Stored entries:
++++++++
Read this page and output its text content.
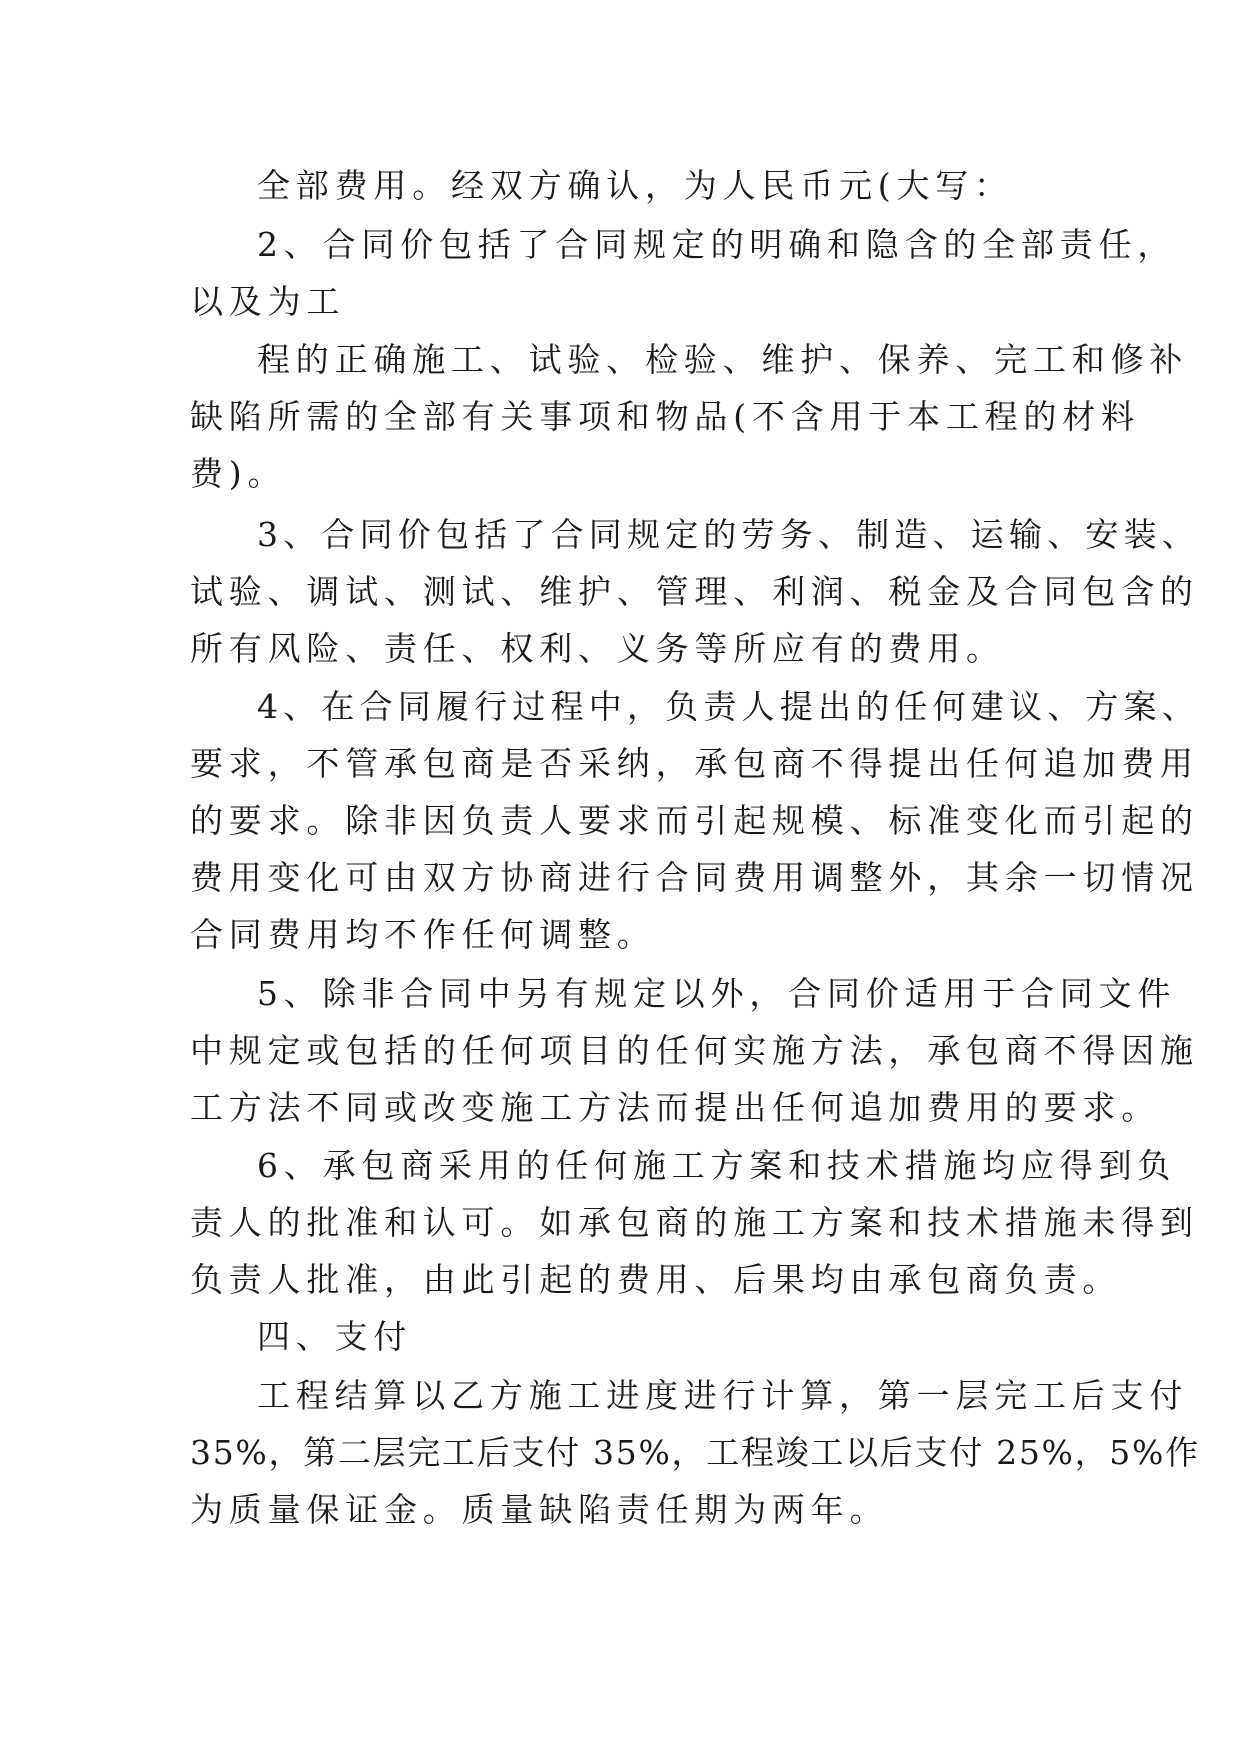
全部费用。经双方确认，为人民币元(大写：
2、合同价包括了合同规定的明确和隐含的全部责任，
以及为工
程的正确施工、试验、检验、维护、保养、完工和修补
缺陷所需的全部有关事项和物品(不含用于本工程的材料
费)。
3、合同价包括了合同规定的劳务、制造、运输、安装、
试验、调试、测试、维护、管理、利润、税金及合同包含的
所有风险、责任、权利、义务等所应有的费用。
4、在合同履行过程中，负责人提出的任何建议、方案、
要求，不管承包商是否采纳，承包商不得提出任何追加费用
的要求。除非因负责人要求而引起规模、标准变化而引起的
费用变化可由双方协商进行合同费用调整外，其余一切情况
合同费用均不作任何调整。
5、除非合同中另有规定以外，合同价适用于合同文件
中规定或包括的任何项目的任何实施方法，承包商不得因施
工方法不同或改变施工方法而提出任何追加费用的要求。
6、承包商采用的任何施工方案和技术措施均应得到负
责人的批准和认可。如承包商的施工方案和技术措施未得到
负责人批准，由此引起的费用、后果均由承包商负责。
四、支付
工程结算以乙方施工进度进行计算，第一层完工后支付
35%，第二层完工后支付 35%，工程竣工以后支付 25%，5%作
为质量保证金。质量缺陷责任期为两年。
++++++++
Instructions to follow:
Copy the data exactly. Any picture it contains is to be omitted.

Answer in full:
Read this page and output its text content.
全部费用。经双方确认，为人民币元(大写：
2、合同价包括了合同规定的明确和隐含的全部责任，
以及为工
程的正确施工、试验、检验、维护、保养、完工和修补
缺陷所需的全部有关事项和物品(不含用于本工程的材料
费)。
3、合同价包括了合同规定的劳务、制造、运输、安装、
试验、调试、测试、维护、管理、利润、税金及合同包含的
所有风险、责任、权利、义务等所应有的费用。
4、在合同履行过程中，负责人提出的任何建议、方案、
要求，不管承包商是否采纳，承包商不得提出任何追加费用
的要求。除非因负责人要求而引起规模、标准变化而引起的
费用变化可由双方协商进行合同费用调整外，其余一切情况
合同费用均不作任何调整。
5、除非合同中另有规定以外，合同价适用于合同文件
中规定或包括的任何项目的任何实施方法，承包商不得因施
工方法不同或改变施工方法而提出任何追加费用的要求。
6、承包商采用的任何施工方案和技术措施均应得到负
责人的批准和认可。如承包商的施工方案和技术措施未得到
负责人批准，由此引起的费用、后果均由承包商负责。
四、支付
工程结算以乙方施工进度进行计算，第一层完工后支付
35%，第二层完工后支付 35%，工程竣工以后支付 25%，5%作
为质量保证金。质量缺陷责任期为两年。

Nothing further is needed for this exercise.